• [Given request] Exclude the pictures and reproduce the remaining data exactly as written.
╭─ Data for the task
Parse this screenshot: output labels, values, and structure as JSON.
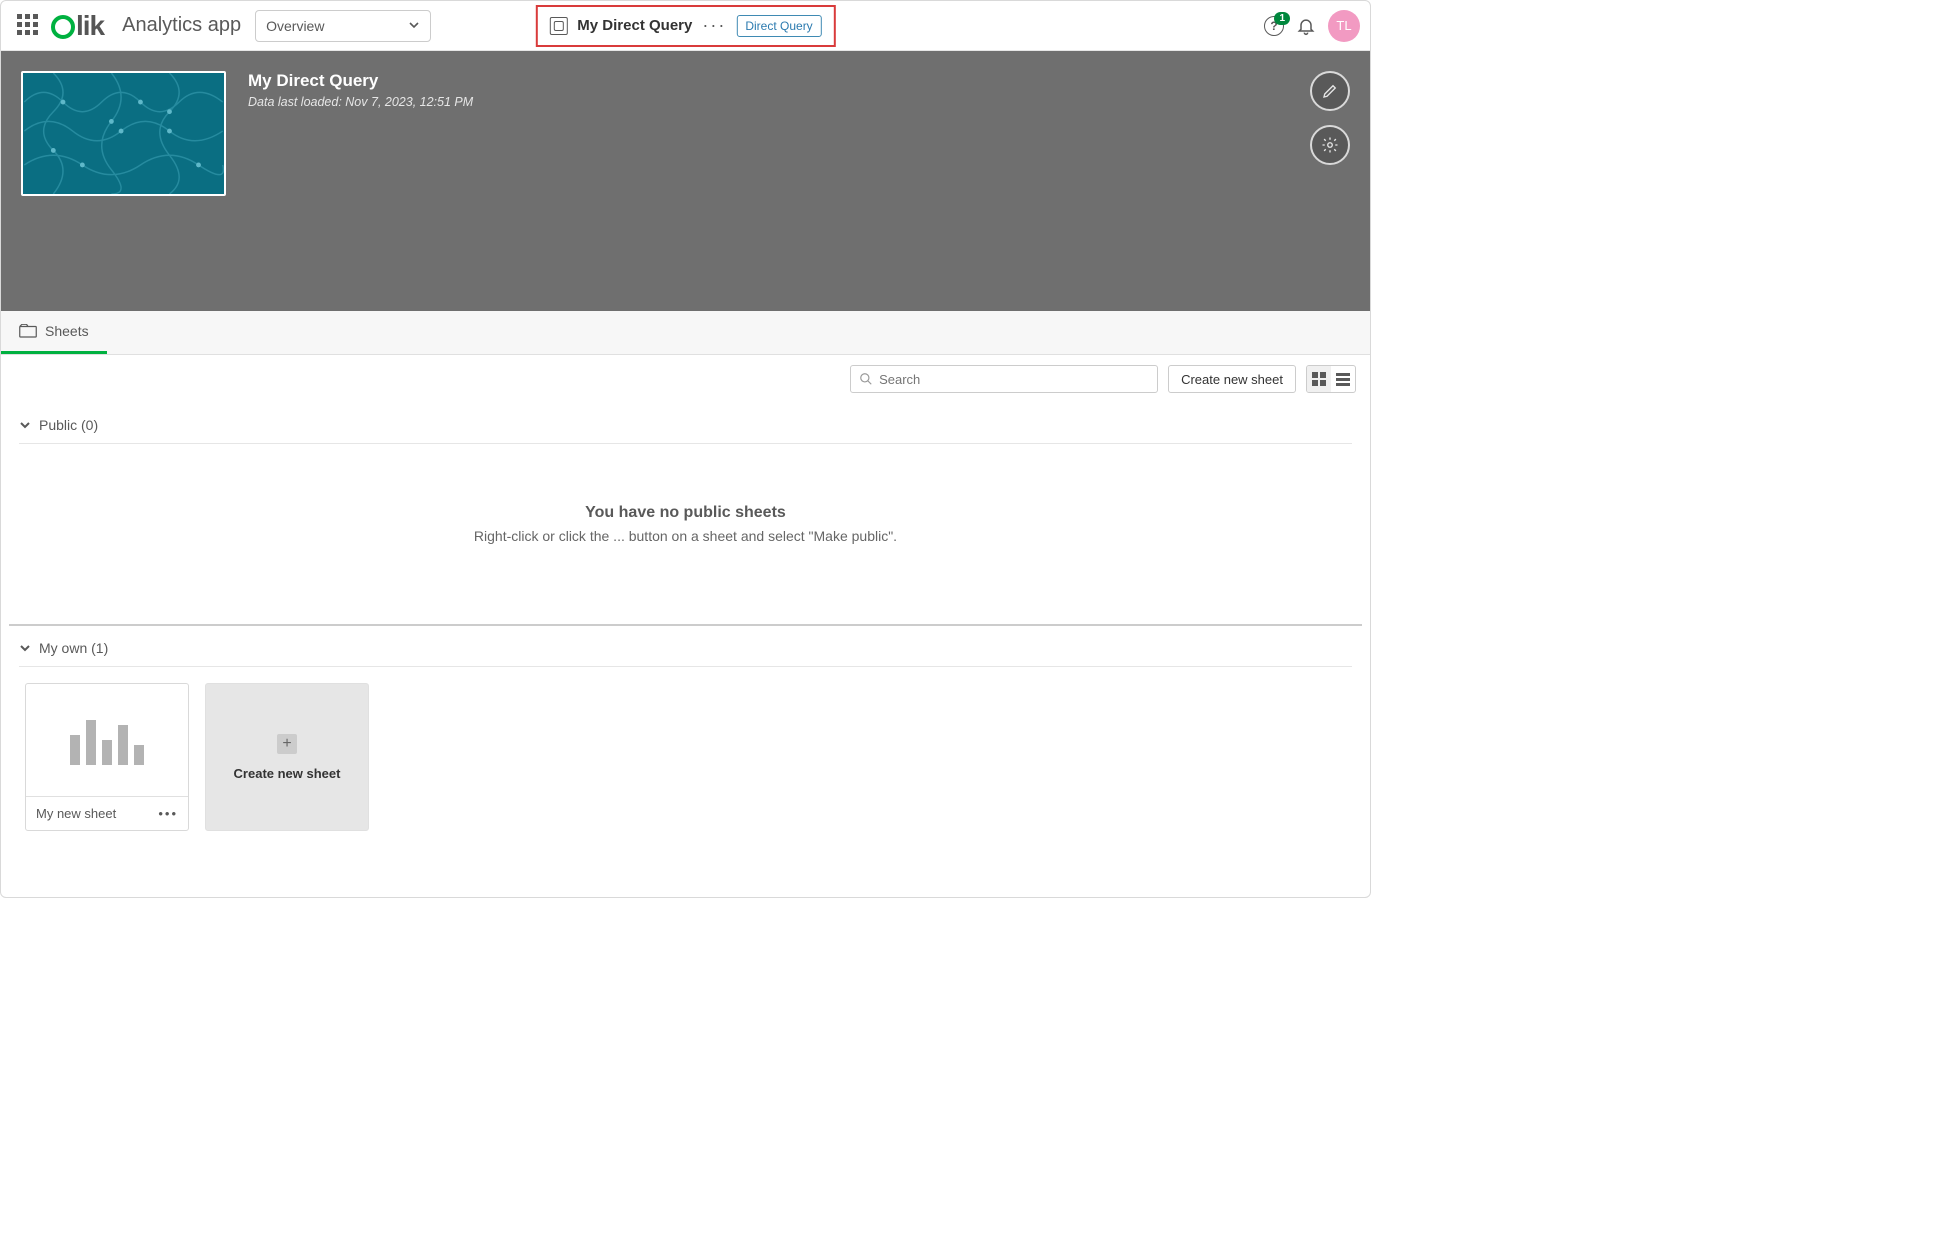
{
  "header": {
    "logo_text": "lik",
    "app_name": "Analytics app",
    "overview_label": "Overview",
    "center": {
      "title": "My Direct Query",
      "badge": "Direct Query"
    },
    "notif_count": "1",
    "avatar_initials": "TL"
  },
  "hero": {
    "title": "My Direct Query",
    "data_loaded": "Data last loaded: Nov 7, 2023, 12:51 PM"
  },
  "tabs": {
    "sheets": "Sheets"
  },
  "toolbar": {
    "search_placeholder": "Search",
    "create_label": "Create new sheet"
  },
  "sections": {
    "public": {
      "heading": "Public (0)",
      "empty_title": "You have no public sheets",
      "empty_sub": "Right-click or click the ... button on a sheet and select \"Make public\"."
    },
    "myown": {
      "heading": "My own (1)",
      "sheet_name": "My new sheet",
      "create_card": "Create new sheet"
    }
  }
}
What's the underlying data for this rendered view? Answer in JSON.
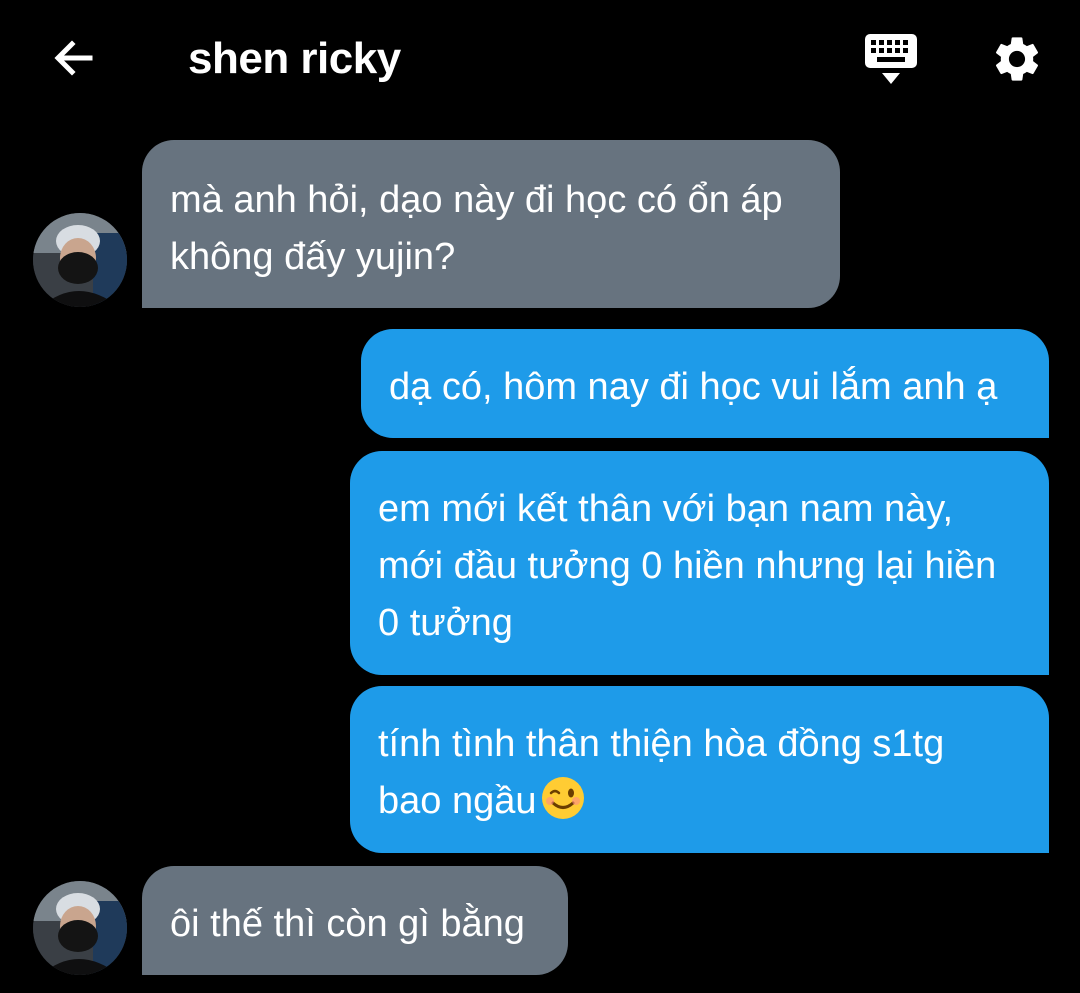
{
  "header": {
    "title": "shen ricky",
    "back_icon": "arrow-left-icon",
    "keyboard_icon": "keyboard-icon",
    "settings_icon": "gear-icon"
  },
  "colors": {
    "background": "#000000",
    "incoming_bubble": "#67737f",
    "outgoing_bubble": "#1e9be9",
    "text": "#ffffff"
  },
  "messages": [
    {
      "direction": "incoming",
      "lines": [
        "mà anh hỏi, dạo này đi học có ổn áp",
        "không đấy yujin?"
      ]
    },
    {
      "direction": "outgoing",
      "lines": [
        "dạ có, hôm nay đi học vui lắm anh ạ"
      ]
    },
    {
      "direction": "outgoing",
      "lines": [
        "em mới kết thân với bạn nam này,",
        "mới đầu tưởng 0 hiền nhưng lại hiền",
        "0 tưởng"
      ]
    },
    {
      "direction": "outgoing",
      "lines": [
        "tính tình thân thiện hòa đồng s1tg",
        "bao ngầu"
      ],
      "emoji": "winking-face-emoji"
    },
    {
      "direction": "incoming",
      "lines": [
        "ôi thế thì còn gì bằng"
      ]
    }
  ]
}
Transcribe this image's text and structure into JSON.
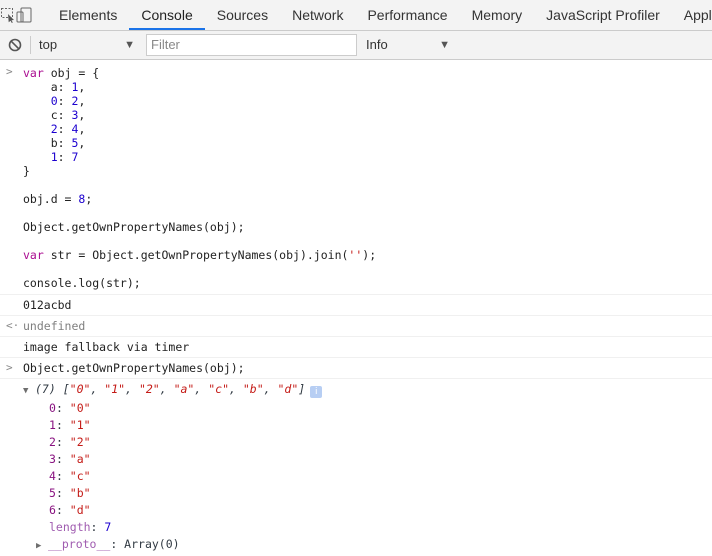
{
  "tabs": [
    {
      "label": "Elements"
    },
    {
      "label": "Console"
    },
    {
      "label": "Sources"
    },
    {
      "label": "Network"
    },
    {
      "label": "Performance"
    },
    {
      "label": "Memory"
    },
    {
      "label": "JavaScript Profiler"
    },
    {
      "label": "Appl"
    }
  ],
  "toolbar": {
    "context": "top",
    "filter_placeholder": "Filter",
    "levels": "Info"
  },
  "input1": {
    "lines": [
      "var obj = {",
      "    a: 1,",
      "    0: 2,",
      "    c: 3,",
      "    2: 4,",
      "    b: 5,",
      "    1: 7",
      "}",
      "",
      "obj.d = 8;",
      "",
      "Object.getOwnPropertyNames(obj);",
      "",
      "var str = Object.getOwnPropertyNames(obj).join('');",
      "",
      "console.log(str);"
    ]
  },
  "log_output": "012acbd",
  "return_value": "undefined",
  "fallback_text": "image fallback via timer",
  "input2": "Object.getOwnPropertyNames(obj);",
  "result": {
    "summary_count": "(7)",
    "summary_items": [
      "\"0\"",
      "\"1\"",
      "\"2\"",
      "\"a\"",
      "\"c\"",
      "\"b\"",
      "\"d\""
    ],
    "entries": [
      {
        "key": "0",
        "value": "\"0\""
      },
      {
        "key": "1",
        "value": "\"1\""
      },
      {
        "key": "2",
        "value": "\"2\""
      },
      {
        "key": "3",
        "value": "\"a\""
      },
      {
        "key": "4",
        "value": "\"c\""
      },
      {
        "key": "5",
        "value": "\"b\""
      },
      {
        "key": "6",
        "value": "\"d\""
      }
    ],
    "length_key": "length",
    "length_value": "7",
    "proto_key": "__proto__",
    "proto_value": "Array(0)"
  },
  "colors": {
    "active_tab": "#1a73e8",
    "string": "#c41a16",
    "number": "#1c00cf",
    "keyword": "#aa0d91",
    "property": "#881280"
  }
}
╰─
• [Written response]
Parse this screenshot: output labels, values, and structure as JSON.
{
  "header": {
    "logo_text": "lik",
    "app_name": "Analytics app",
    "overview_label": "Overview",
    "center": {
      "title": "My Direct Query",
      "badge": "Direct Query"
    },
    "notif_count": "1",
    "avatar_initials": "TL"
  },
  "hero": {
    "title": "My Direct Query",
    "data_loaded": "Data last loaded: Nov 7, 2023, 12:51 PM"
  },
  "tabs": {
    "sheets": "Sheets"
  },
  "toolbar": {
    "search_placeholder": "Search",
    "create_label": "Create new sheet"
  },
  "sections": {
    "public": {
      "heading": "Public (0)",
      "empty_title": "You have no public sheets",
      "empty_sub": "Right-click or click the ... button on a sheet and select \"Make public\"."
    },
    "myown": {
      "heading": "My own (1)",
      "sheet_name": "My new sheet",
      "create_card": "Create new sheet"
    }
  }
}
What's the underlying data for this rendered view? Answer in JSON.
{
  "header": {
    "title": "shen ricky",
    "back_icon": "arrow-left-icon",
    "keyboard_icon": "keyboard-icon",
    "settings_icon": "gear-icon"
  },
  "colors": {
    "background": "#000000",
    "incoming_bubble": "#67737f",
    "outgoing_bubble": "#1e9be9",
    "text": "#ffffff"
  },
  "messages": [
    {
      "direction": "incoming",
      "lines": [
        "mà anh hỏi, dạo này đi học có ổn áp",
        "không đấy yujin?"
      ]
    },
    {
      "direction": "outgoing",
      "lines": [
        "dạ có, hôm nay đi học vui lắm anh ạ"
      ]
    },
    {
      "direction": "outgoing",
      "lines": [
        "em mới kết thân với bạn nam này,",
        "mới đầu tưởng 0 hiền nhưng lại hiền",
        "0 tưởng"
      ]
    },
    {
      "direction": "outgoing",
      "lines": [
        "tính tình thân thiện hòa đồng s1tg",
        "bao ngầu"
      ],
      "emoji": "winking-face-emoji"
    },
    {
      "direction": "incoming",
      "lines": [
        "ôi thế thì còn gì bằng"
      ]
    }
  ]
}
Transcribe this image's text and structure into JSON.
{
  "tabs": [
    {
      "label": "Elements"
    },
    {
      "label": "Console"
    },
    {
      "label": "Sources"
    },
    {
      "label": "Network"
    },
    {
      "label": "Performance"
    },
    {
      "label": "Memory"
    },
    {
      "label": "JavaScript Profiler"
    },
    {
      "label": "Appl"
    }
  ],
  "toolbar": {
    "context": "top",
    "filter_placeholder": "Filter",
    "levels": "Info"
  },
  "input1": {
    "lines": [
      "var obj = {",
      "    a: 1,",
      "    0: 2,",
      "    c: 3,",
      "    2: 4,",
      "    b: 5,",
      "    1: 7",
      "}",
      "",
      "obj.d = 8;",
      "",
      "Object.getOwnPropertyNames(obj);",
      "",
      "var str = Object.getOwnPropertyNames(obj).join('');",
      "",
      "console.log(str);"
    ]
  },
  "log_output": "012acbd",
  "return_value": "undefined",
  "fallback_text": "image fallback via timer",
  "input2": "Object.getOwnPropertyNames(obj);",
  "result": {
    "summary_count": "(7)",
    "summary_items": [
      "\"0\"",
      "\"1\"",
      "\"2\"",
      "\"a\"",
      "\"c\"",
      "\"b\"",
      "\"d\""
    ],
    "entries": [
      {
        "key": "0",
        "value": "\"0\""
      },
      {
        "key": "1",
        "value": "\"1\""
      },
      {
        "key": "2",
        "value": "\"2\""
      },
      {
        "key": "3",
        "value": "\"a\""
      },
      {
        "key": "4",
        "value": "\"c\""
      },
      {
        "key": "5",
        "value": "\"b\""
      },
      {
        "key": "6",
        "value": "\"d\""
      }
    ],
    "length_key": "length",
    "length_value": "7",
    "proto_key": "__proto__",
    "proto_value": "Array(0)"
  },
  "colors": {
    "active_tab": "#1a73e8",
    "string": "#c41a16",
    "number": "#1c00cf",
    "keyword": "#aa0d91",
    "property": "#881280"
  }
}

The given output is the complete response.